══ The records
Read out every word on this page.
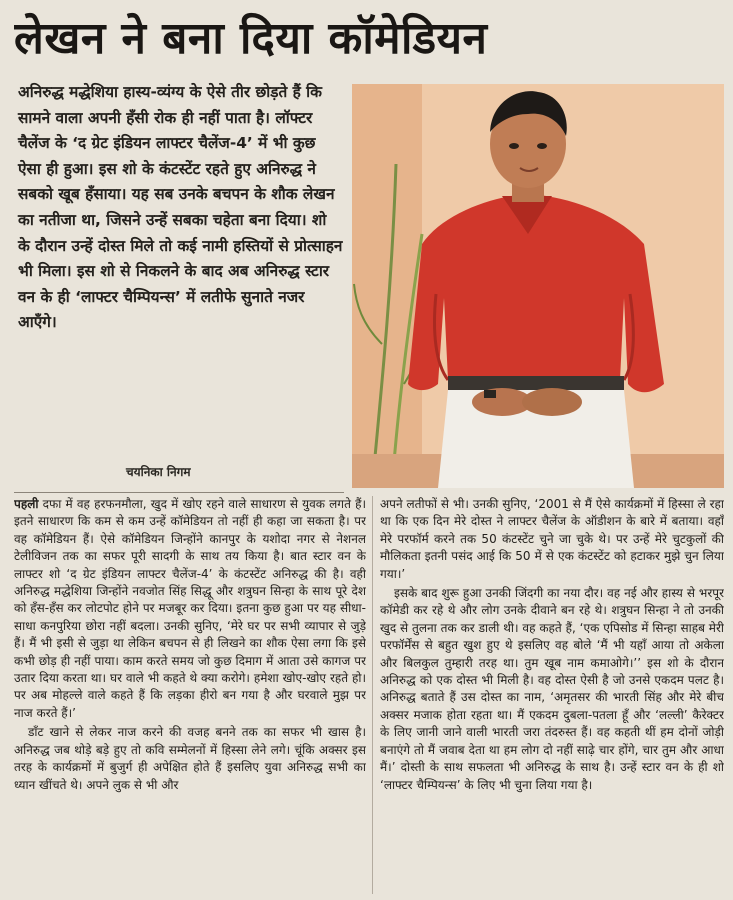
लेखन ने बना दिया कॉमेडियन

अनिरुद्ध मद्धेशिया हास्य-व्यंग्य के ऐसे तीर छोड़ते हैं कि सामने वाला अपनी हँसी रोक ही नहीं पाता है। लॉफ्टर चैलेंज के ‘द ग्रेट इंडियन लाफ्टर चैलेंज-4’ में भी कुछ ऐसा ही हुआ। इस शो के कंटस्टेंट रहते हुए अनिरुद्ध ने सबको खूब हँसाया। यह सब उनके बचपन के शौक लेखन का नतीजा था, जिसने उन्हें सबका चहेता बना दिया। शो के दौरान उन्हें दोस्त मिले तो कई नामी हस्तियों से प्रोत्साहन भी मिला। इस शो से निकलने के बाद अब अनिरुद्ध स्टार वन के ही ‘लाफ्टर चैम्पियन्स’ में लतीफे सुनाते नजर आएँगे।

चयनिका निगम

पहली दफा में वह हरफनमौला, खुद में खोए रहने वाले साधारण से युवक लगते हैं। इतने साधारण कि कम से कम उन्हें कॉमेडियन तो नहीं ही कहा जा सकता है। पर वह कॉमेडियन हैं। ऐसे कॉमेडियन जिन्होंने कानपुर के यशोदा नगर से नेशनल टेलीविजन तक का सफर पूरी सादगी के साथ तय किया है। बात स्टार वन के लाफ्टर शो ‘द ग्रेट इंडियन लाफ्टर चैलेंज-4’ के कंटस्टेंट अनिरुद्ध की है। वही अनिरुद्ध मद्धेशिया जिन्होंने नवजोत सिंह सिद्धू और शत्रुघन सिन्हा के साथ पूरे देश को हँस-हँस कर लोटपोट होने पर मजबूर कर दिया। इतना कुछ हुआ पर यह सीधा-साधा कनपुरिया छोरा नहीं बदला। उनकी सुनिए, ‘मेरे घर पर सभी व्यापार से जुड़े हैं। मैं भी इसी से जुड़ा था लेकिन बचपन से ही लिखने का शौक ऐसा लगा कि इसे कभी छोड़ ही नहीं पाया। काम करते समय जो कुछ दिमाग में आता उसे कागज पर उतार दिया करता था। घर वाले भी कहते थे क्या करोगे। हमेशा खोए-खोए रहते हो। पर अब मोहल्ले वाले कहते हैं कि लड़का हीरो बन गया है और घरवाले मुझ पर नाज करते हैं।’

डाँट खाने से लेकर नाज करने की वजह बनने तक का सफर भी खास है। अनिरुद्ध जब थोड़े बड़े हुए तो कवि सम्मेलनों में हिस्सा लेने लगे। चूंकि अक्सर इस तरह के कार्यक्रमों में बुजुर्ग ही अपेक्षित होते हैं इसलिए युवा अनिरुद्ध सभी का ध्यान खींचते थे। अपने लुक से भी और

अपने लतीफों से भी। उनकी सुनिए, ‘2001 से मैं ऐसे कार्यक्रमों में हिस्सा ले रहा था कि एक दिन मेरे दोस्त ने लाफ्टर चैलेंज के ऑडीशन के बारे में बताया। वहाँ मेरे परफॉर्म करने तक 50 कंटस्टेंट चुने जा चुके थे। पर उन्हें मेरे चुटकुलों की मौलिकता इतनी पसंद आई कि 50 में से एक कंटस्टेंट को हटाकर मुझे चुन लिया गया।’

इसके बाद शुरू हुआ उनकी जिंदगी का नया दौर। वह नई और हास्य से भरपूर कॉमेडी कर रहे थे और लोग उनके दीवाने बन रहे थे। शत्रुघन सिन्हा ने तो उनकी खुद से तुलना तक कर डाली थी। वह कहते हैं, ‘एक एपिसोड में सिन्हा साहब मेरी परफॉर्मेंस से बहुत खुश हुए थे इसलिए वह बोले ‘मैं भी यहाँ आया तो अकेला और बिलकुल तुम्हारी तरह था। तुम खूब नाम कमाओगे।’’ इस शो के दौरान अनिरुद्ध को एक दोस्त भी मिली है। वह दोस्त ऐसी है जो उनसे एकदम पलट है। अनिरुद्ध बताते हैं उस दोस्त का नाम, ‘अमृतसर की भारती सिंह और मेरे बीच अक्सर मजाक होता रहता था। मैं एकदम दुबला-पतला हूँ और ‘लल्ली’ कैरेक्टर के लिए जानी जाने वाली भारती जरा तंदरुस्त हैं। वह कहती थीं हम दोनों जोड़ी बनाएंगे तो मैं जवाब देता था हम लोग दो नहीं साढ़े चार होंगे, चार तुम और आधा मैं।’ दोस्ती के साथ सफलता भी अनिरुद्ध के साथ है। उन्हें स्टार वन के ही शो ‘लाफ्टर चैम्पियन्स’ के लिए भी चुना लिया गया है।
════
Write out the listing word for word, omitting the pictures it holds.

Exercise solution:
Read out every word on this page.
लेखन ने बना दिया कॉमेडियन

अनिरुद्ध मद्धेशिया हास्य-व्यंग्य के ऐसे तीर छोड़ते हैं कि सामने वाला अपनी हँसी रोक ही नहीं पाता है। लॉफ्टर चैलेंज के ‘द ग्रेट इंडियन लाफ्टर चैलेंज-4’ में भी कुछ ऐसा ही हुआ। इस शो के कंटस्टेंट रहते हुए अनिरुद्ध ने सबको खूब हँसाया। यह सब उनके बचपन के शौक लेखन का नतीजा था, जिसने उन्हें सबका चहेता बना दिया। शो के दौरान उन्हें दोस्त मिले तो कई नामी हस्तियों से प्रोत्साहन भी मिला। इस शो से निकलने के बाद अब अनिरुद्ध स्टार वन के ही ‘लाफ्टर चैम्पियन्स’ में लतीफे सुनाते नजर आएँगे।

चयनिका निगम

पहली दफा में वह हरफनमौला, खुद में खोए रहने वाले साधारण से युवक लगते हैं। इतने साधारण कि कम से कम उन्हें कॉमेडियन तो नहीं ही कहा जा सकता है। पर वह कॉमेडियन हैं। ऐसे कॉमेडियन जिन्होंने कानपुर के यशोदा नगर से नेशनल टेलीविजन तक का सफर पूरी सादगी के साथ तय किया है। बात स्टार वन के लाफ्टर शो ‘द ग्रेट इंडियन लाफ्टर चैलेंज-4’ के कंटस्टेंट अनिरुद्ध की है। वही अनिरुद्ध मद्धेशिया जिन्होंने नवजोत सिंह सिद्धू और शत्रुघन सिन्हा के साथ पूरे देश को हँस-हँस कर लोटपोट होने पर मजबूर कर दिया। इतना कुछ हुआ पर यह सीधा-साधा कनपुरिया छोरा नहीं बदला। उनकी सुनिए, ‘मेरे घर पर सभी व्यापार से जुड़े हैं। मैं भी इसी से जुड़ा था लेकिन बचपन से ही लिखने का शौक ऐसा लगा कि इसे कभी छोड़ ही नहीं पाया। काम करते समय जो कुछ दिमाग में आता उसे कागज पर उतार दिया करता था। घर वाले भी कहते थे क्या करोगे। हमेशा खोए-खोए रहते हो। पर अब मोहल्ले वाले कहते हैं कि लड़का हीरो बन गया है और घरवाले मुझ पर नाज करते हैं।’

डाँट खाने से लेकर नाज करने की वजह बनने तक का सफर भी खास है। अनिरुद्ध जब थोड़े बड़े हुए तो कवि सम्मेलनों में हिस्सा लेने लगे। चूंकि अक्सर इस तरह के कार्यक्रमों में बुजुर्ग ही अपेक्षित होते हैं इसलिए युवा अनिरुद्ध सभी का ध्यान खींचते थे। अपने लुक से भी और

अपने लतीफों से भी। उनकी सुनिए, ‘2001 से मैं ऐसे कार्यक्रमों में हिस्सा ले रहा था कि एक दिन मेरे दोस्त ने लाफ्टर चैलेंज के ऑडीशन के बारे में बताया। वहाँ मेरे परफॉर्म करने तक 50 कंटस्टेंट चुने जा चुके थे। पर उन्हें मेरे चुटकुलों की मौलिकता इतनी पसंद आई कि 50 में से एक कंटस्टेंट को हटाकर मुझे चुन लिया गया।’

इसके बाद शुरू हुआ उनकी जिंदगी का नया दौर। वह नई और हास्य से भरपूर कॉमेडी कर रहे थे और लोग उनके दीवाने बन रहे थे। शत्रुघन सिन्हा ने तो उनकी खुद से तुलना तक कर डाली थी। वह कहते हैं, ‘एक एपिसोड में सिन्हा साहब मेरी परफॉर्मेंस से बहुत खुश हुए थे इसलिए वह बोले ‘मैं भी यहाँ आया तो अकेला और बिलकुल तुम्हारी तरह था। तुम खूब नाम कमाओगे।’’ इस शो के दौरान अनिरुद्ध को एक दोस्त भी मिली है। वह दोस्त ऐसी है जो उनसे एकदम पलट है। अनिरुद्ध बताते हैं उस दोस्त का नाम, ‘अमृतसर की भारती सिंह और मेरे बीच अक्सर मजाक होता रहता था। मैं एकदम दुबला-पतला हूँ और ‘लल्ली’ कैरेक्टर के लिए जानी जाने वाली भारती जरा तंदरुस्त हैं। वह कहती थीं हम दोनों जोड़ी बनाएंगे तो मैं जवाब देता था हम लोग दो नहीं साढ़े चार होंगे, चार तुम और आधा मैं।’ दोस्ती के साथ सफलता भी अनिरुद्ध के साथ है। उन्हें स्टार वन के ही शो ‘लाफ्टर चैम्पियन्स’ के लिए भी चुना लिया गया है।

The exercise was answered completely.